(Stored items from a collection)
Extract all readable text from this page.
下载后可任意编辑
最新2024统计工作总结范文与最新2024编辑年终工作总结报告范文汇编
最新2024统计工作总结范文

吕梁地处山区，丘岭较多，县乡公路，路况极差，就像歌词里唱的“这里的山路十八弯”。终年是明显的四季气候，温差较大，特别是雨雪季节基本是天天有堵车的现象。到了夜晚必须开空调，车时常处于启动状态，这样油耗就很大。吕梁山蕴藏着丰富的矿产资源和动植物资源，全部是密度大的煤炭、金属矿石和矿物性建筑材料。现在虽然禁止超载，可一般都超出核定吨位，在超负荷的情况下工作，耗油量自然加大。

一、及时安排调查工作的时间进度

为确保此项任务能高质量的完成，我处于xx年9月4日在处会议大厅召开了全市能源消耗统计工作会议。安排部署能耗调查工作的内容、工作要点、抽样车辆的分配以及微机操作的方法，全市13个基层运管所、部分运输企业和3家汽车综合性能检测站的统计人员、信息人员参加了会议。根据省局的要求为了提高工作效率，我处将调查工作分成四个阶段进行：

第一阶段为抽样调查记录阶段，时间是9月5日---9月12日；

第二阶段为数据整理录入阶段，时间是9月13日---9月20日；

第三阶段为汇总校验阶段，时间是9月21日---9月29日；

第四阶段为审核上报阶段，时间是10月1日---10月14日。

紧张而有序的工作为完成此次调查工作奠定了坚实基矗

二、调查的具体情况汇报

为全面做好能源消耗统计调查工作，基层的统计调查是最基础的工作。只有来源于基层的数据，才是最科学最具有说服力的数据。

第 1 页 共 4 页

→ To do
Print all of the entries exactly as they are written.

→ Written response
Extract all readable text from this page.
下载后可任意编辑
最新2024统计工作总结范文与最新2024编辑年终工作总结报告范文汇编
最新2024统计工作总结范文

吕梁地处山区，丘岭较多，县乡公路，路况极差，就像歌词里唱的“这里的山路十八弯”。终年是明显的四季气候，温差较大，特别是雨雪季节基本是天天有堵车的现象。到了夜晚必须开空调，车时常处于启动状态，这样油耗就很大。吕梁山蕴藏着丰富的矿产资源和动植物资源，全部是密度大的煤炭、金属矿石和矿物性建筑材料。现在虽然禁止超载，可一般都超出核定吨位，在超负荷的情况下工作，耗油量自然加大。

一、及时安排调查工作的时间进度

为确保此项任务能高质量的完成，我处于xx年9月4日在处会议大厅召开了全市能源消耗统计工作会议。安排部署能耗调查工作的内容、工作要点、抽样车辆的分配以及微机操作的方法，全市13个基层运管所、部分运输企业和3家汽车综合性能检测站的统计人员、信息人员参加了会议。根据省局的要求为了提高工作效率，我处将调查工作分成四个阶段进行：

第一阶段为抽样调查记录阶段，时间是9月5日---9月12日；

第二阶段为数据整理录入阶段，时间是9月13日---9月20日；

第三阶段为汇总校验阶段，时间是9月21日---9月29日；

第四阶段为审核上报阶段，时间是10月1日---10月14日。

紧张而有序的工作为完成此次调查工作奠定了坚实基矗

二、调查的具体情况汇报

为全面做好能源消耗统计调查工作，基层的统计调查是最基础的工作。只有来源于基层的数据，才是最科学最具有说服力的数据。

第 1 页 共 4 页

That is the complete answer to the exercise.